OBIETTIVO: Nel testo sull'Opec, quale quota della produzione mondiale torneranno a controllare entro il 2035 i dodici paesi esportatori secondo Bp? Rispondi in una frase, per favore.

Ci sono alternative alla rinascita dell'Opec?

Alberto Brambilla

L'Arabia Saudita e i suoi paesi alleati potrebbero nuovamente dominare la scena globale e tornare ad assumere il totale controllo del mercato petrolifero. La profezia di Bp e l'idea di una banca centrale del petrolio (by Descalzi).

L'Arabia Saudita e i suoi paesi alleati nel cartello degli esportatori di petrolio, l'Opec, potrebbero nuovamente dominare la scena globale e tornare ad assumere il totale controllo del mercato petrolifero, recuperando un'influenza che appariva perduta causa dissidi interni, già a partire dall'anno prossimo.

 

La profezia pubblicata ieri dal colosso britannico Bp nel suo Energy Outlook 2015 si basa sul rallentamento della crescita produttiva dei pozzi di shale oil e shale gas americani. In parte il boom degli idrocarburi estratti dalle rocce di scisto è causa del declino dei prezzi del greggio degli ultimi sei mesi, la decisione dell'Opec di novembre di non tagliare la produzione ha acuito il malessere dei mercati. Entro il 2035, dice Bp, i dodici paesi esportatori torneranno a controllare il 40 per cento della produzione mondiale, ripristinando lo status quo.

 

La previsione della prima compagnia britannica restituisce all'Opec una capacità decisionale sulle sorti del mercato petrolifero che sembrava andare scemando e si confronta con diverse teorie emerse in questi mesi di ribassi per ovviare a una ciclica destabilizzazione dei prezzi, con repentini ribassi e lunghe risalite, che costringe le aziende produttrici ed estrattrici a modificare piani di investimento pluriennali.

VOCI ELENCATE:
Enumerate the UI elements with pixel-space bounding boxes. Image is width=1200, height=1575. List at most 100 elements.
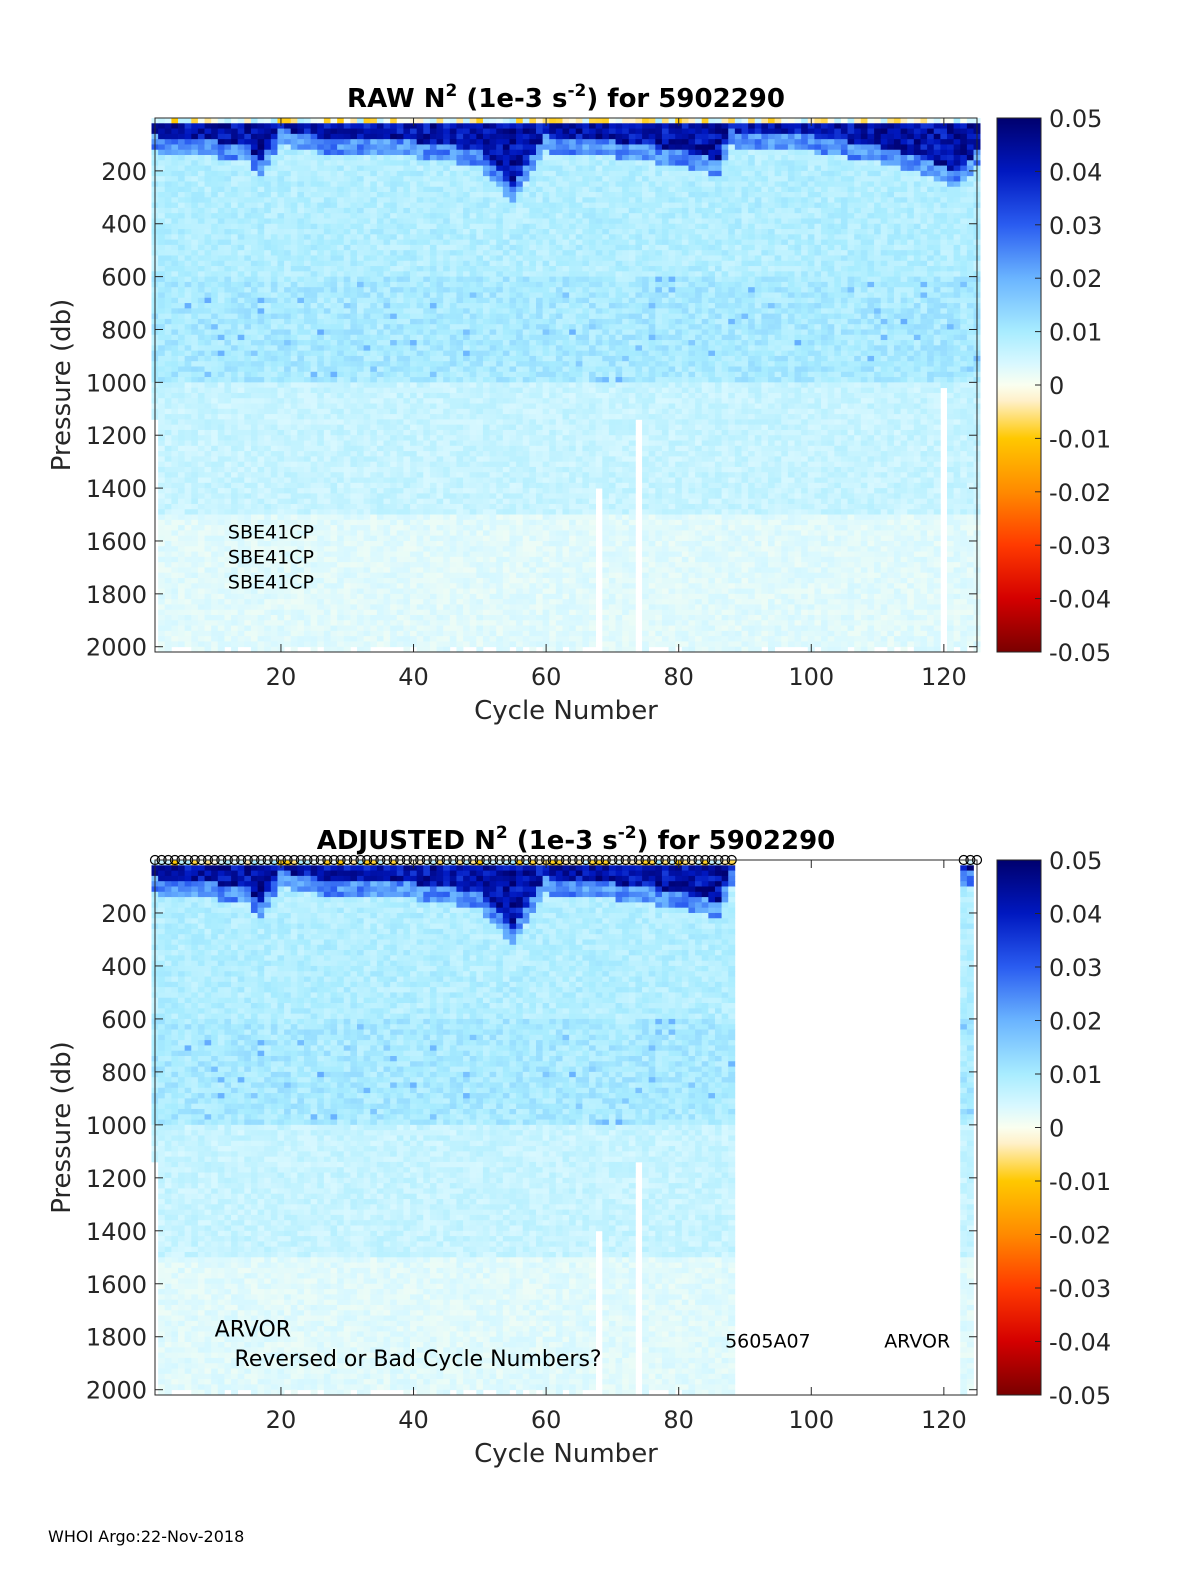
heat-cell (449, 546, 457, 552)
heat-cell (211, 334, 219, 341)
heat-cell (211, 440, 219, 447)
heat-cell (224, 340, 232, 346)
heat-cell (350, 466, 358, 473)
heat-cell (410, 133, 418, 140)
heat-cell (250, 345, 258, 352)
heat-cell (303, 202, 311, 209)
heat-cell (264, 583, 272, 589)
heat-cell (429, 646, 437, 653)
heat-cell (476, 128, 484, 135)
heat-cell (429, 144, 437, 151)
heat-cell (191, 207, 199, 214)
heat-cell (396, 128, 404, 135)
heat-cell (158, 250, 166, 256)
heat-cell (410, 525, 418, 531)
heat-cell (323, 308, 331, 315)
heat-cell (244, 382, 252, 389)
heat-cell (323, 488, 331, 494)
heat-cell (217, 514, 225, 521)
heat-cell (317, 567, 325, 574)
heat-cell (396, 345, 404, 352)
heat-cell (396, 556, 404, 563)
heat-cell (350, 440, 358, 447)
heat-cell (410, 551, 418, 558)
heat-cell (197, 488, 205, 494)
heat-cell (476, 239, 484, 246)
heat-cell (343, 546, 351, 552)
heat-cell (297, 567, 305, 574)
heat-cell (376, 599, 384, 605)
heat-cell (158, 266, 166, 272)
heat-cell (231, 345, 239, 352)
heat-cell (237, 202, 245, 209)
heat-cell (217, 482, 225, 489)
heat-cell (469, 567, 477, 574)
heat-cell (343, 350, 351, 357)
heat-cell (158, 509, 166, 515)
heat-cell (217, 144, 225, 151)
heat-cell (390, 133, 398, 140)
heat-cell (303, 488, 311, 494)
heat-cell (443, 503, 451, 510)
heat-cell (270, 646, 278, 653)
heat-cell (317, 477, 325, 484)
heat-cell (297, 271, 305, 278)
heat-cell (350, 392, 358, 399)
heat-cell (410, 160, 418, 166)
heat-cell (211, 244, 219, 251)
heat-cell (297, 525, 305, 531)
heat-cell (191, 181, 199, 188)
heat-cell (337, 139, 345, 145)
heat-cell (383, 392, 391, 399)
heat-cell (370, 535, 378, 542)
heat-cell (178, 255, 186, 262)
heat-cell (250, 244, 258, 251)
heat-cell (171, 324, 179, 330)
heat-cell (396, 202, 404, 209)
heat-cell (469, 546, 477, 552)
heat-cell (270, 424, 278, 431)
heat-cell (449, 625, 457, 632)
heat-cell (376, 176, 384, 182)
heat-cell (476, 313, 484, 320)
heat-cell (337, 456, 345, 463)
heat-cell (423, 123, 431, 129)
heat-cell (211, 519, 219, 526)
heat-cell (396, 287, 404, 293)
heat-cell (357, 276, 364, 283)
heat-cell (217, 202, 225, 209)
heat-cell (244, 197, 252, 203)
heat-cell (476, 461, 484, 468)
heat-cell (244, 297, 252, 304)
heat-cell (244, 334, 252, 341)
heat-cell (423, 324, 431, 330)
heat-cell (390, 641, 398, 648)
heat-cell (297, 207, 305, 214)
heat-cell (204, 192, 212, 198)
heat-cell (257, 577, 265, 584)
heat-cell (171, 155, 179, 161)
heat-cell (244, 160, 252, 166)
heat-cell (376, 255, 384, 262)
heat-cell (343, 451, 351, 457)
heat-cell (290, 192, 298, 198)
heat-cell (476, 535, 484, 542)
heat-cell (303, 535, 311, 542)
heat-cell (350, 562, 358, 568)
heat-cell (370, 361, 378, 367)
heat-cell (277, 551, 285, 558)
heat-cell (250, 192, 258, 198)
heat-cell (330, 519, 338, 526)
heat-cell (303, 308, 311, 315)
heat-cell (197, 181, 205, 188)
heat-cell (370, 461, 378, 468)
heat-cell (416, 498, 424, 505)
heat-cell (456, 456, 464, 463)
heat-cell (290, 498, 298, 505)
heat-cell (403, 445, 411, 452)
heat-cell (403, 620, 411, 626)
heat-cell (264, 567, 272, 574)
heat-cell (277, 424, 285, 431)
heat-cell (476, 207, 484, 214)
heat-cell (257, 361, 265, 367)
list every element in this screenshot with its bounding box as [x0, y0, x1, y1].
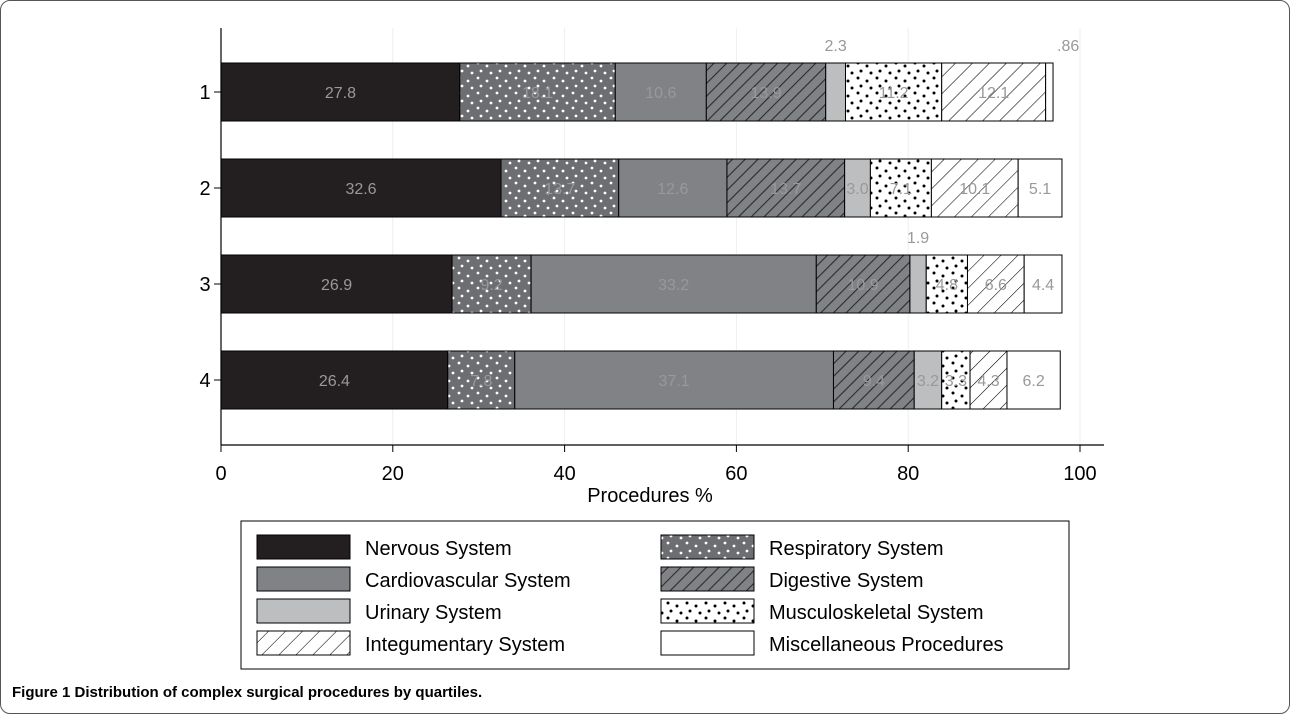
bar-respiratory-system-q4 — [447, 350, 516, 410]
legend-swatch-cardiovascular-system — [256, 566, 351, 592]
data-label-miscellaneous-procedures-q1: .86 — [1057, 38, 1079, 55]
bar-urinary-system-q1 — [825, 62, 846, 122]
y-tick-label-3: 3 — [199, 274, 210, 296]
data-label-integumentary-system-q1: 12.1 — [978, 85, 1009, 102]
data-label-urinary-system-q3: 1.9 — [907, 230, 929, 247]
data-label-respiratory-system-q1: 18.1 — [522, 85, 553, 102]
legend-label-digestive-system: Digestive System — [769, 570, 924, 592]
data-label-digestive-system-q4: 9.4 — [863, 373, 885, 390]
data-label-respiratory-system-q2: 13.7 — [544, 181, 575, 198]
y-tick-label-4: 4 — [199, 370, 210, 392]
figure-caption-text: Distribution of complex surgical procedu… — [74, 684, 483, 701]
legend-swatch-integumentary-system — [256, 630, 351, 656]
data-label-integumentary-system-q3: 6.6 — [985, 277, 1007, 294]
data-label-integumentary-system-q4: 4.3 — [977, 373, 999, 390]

RISPOSTA COMPLETA: Secondo Bp, entro il 2035 i dodici paesi esportatori torneranno a controllare il 40 per cento della produzione mondiale.